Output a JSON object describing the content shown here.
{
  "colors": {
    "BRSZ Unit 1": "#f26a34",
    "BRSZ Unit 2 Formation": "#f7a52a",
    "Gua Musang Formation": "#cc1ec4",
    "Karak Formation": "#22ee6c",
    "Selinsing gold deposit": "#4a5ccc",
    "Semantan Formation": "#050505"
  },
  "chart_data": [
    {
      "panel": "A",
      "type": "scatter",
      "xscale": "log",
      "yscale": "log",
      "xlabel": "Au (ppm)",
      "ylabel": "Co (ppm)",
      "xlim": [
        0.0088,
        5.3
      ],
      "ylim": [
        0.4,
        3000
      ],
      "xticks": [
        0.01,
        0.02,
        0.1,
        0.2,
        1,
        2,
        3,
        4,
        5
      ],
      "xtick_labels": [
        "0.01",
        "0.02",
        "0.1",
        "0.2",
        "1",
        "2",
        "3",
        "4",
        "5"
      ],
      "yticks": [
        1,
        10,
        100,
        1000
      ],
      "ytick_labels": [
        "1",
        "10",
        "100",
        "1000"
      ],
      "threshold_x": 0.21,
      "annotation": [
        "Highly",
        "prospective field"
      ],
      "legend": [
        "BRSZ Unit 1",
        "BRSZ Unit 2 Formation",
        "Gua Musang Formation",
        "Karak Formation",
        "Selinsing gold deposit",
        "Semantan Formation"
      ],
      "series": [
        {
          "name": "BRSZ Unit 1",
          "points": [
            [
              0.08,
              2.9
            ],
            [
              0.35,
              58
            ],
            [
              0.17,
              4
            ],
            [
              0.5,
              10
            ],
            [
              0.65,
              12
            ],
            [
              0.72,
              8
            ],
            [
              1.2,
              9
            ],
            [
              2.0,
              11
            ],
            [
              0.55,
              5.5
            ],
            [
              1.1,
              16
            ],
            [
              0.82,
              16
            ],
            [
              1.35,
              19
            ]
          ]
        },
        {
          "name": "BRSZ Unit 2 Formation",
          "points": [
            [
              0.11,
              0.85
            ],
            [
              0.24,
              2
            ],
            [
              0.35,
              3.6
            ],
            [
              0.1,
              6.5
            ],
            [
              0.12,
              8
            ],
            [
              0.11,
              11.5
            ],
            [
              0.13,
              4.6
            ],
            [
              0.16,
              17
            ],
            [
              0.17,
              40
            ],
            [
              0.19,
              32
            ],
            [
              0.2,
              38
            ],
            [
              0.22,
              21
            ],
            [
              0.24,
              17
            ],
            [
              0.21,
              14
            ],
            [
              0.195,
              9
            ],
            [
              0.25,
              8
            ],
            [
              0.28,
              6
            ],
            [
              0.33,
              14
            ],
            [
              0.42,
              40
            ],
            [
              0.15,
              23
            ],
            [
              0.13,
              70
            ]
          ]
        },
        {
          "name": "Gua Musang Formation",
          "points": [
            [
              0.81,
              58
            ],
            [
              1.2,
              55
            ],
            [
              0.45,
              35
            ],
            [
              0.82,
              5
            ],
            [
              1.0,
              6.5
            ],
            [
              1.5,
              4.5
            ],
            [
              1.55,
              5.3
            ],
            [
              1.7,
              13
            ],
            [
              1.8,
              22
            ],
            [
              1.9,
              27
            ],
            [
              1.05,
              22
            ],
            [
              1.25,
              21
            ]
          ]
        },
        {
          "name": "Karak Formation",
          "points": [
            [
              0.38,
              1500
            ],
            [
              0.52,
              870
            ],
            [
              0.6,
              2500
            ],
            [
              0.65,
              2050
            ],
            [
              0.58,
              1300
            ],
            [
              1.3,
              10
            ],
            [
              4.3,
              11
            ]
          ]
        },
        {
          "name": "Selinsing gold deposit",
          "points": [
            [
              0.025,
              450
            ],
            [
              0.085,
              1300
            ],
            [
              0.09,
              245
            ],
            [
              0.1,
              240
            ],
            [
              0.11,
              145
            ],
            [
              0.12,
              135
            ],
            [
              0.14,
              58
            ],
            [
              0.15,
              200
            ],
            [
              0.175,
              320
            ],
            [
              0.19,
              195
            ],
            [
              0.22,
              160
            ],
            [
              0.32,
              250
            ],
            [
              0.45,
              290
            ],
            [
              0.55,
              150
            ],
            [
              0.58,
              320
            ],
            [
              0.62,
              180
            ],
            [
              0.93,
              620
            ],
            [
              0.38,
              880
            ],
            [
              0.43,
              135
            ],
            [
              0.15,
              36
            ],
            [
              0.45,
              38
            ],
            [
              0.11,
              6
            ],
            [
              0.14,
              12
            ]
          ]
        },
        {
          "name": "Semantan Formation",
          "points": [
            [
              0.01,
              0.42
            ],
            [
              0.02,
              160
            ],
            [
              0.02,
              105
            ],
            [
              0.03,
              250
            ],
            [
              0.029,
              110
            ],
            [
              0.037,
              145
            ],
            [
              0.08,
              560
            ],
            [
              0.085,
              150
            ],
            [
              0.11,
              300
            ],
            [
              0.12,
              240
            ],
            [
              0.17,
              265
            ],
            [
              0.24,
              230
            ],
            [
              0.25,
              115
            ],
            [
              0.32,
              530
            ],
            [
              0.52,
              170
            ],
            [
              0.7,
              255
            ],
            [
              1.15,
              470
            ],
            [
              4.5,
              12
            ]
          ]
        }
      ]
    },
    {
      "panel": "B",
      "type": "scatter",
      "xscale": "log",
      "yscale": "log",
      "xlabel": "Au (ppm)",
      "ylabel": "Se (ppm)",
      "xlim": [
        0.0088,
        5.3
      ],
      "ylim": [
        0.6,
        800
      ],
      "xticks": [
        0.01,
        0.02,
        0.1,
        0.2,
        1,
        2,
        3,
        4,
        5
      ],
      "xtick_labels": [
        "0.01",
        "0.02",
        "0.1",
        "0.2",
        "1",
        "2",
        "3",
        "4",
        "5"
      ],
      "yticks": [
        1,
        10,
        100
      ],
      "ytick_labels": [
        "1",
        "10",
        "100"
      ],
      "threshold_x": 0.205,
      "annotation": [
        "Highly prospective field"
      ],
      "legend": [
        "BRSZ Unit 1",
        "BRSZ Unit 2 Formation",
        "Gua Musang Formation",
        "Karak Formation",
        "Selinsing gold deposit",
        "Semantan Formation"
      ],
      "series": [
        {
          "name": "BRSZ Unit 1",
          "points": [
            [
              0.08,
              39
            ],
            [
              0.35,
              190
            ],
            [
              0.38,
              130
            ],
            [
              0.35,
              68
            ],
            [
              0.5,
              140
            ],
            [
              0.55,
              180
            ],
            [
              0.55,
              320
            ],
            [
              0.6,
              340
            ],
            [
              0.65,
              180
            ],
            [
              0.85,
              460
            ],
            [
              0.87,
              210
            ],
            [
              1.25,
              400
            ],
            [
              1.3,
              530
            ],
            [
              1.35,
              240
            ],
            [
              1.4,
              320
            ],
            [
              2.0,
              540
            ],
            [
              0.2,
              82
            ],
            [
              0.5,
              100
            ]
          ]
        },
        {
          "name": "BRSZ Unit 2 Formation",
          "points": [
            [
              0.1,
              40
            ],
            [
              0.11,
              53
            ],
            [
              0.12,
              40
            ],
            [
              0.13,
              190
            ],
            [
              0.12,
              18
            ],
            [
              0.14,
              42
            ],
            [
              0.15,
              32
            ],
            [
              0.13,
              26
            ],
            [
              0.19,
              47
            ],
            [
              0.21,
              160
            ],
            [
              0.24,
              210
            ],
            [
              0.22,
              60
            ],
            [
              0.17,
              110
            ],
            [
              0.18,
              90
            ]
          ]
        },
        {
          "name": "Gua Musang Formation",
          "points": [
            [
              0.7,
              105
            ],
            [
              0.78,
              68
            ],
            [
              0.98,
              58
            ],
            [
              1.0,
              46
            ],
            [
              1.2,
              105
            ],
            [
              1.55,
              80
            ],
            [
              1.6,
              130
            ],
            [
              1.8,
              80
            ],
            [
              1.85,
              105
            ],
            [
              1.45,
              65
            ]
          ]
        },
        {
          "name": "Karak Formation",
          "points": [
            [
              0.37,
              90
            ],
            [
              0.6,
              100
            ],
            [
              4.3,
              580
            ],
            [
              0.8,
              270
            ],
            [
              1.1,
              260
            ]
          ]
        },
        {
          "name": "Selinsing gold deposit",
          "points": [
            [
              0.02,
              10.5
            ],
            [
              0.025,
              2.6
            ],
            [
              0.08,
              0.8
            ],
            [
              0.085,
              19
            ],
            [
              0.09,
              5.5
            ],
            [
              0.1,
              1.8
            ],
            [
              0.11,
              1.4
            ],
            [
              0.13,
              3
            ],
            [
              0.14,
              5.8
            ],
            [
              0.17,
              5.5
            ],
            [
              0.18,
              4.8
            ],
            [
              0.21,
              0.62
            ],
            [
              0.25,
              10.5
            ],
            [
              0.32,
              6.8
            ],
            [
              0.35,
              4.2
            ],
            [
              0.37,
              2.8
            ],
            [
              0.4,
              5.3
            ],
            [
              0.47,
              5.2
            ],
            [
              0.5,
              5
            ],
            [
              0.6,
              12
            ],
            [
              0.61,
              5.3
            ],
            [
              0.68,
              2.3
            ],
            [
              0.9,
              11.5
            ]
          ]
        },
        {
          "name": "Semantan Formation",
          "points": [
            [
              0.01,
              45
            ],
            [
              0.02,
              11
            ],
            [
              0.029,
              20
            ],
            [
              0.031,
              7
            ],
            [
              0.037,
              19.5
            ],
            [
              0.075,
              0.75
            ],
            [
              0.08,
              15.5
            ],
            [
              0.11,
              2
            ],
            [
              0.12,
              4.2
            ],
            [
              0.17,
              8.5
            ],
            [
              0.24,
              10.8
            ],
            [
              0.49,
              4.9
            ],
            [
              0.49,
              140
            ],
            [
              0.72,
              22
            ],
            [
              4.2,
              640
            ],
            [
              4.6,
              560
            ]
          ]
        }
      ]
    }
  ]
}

• _WHAT TO DO_:
Give the count of lines in the listing above that include "prospective", with no other words.

• _EXPECTED OUTPUT_:
2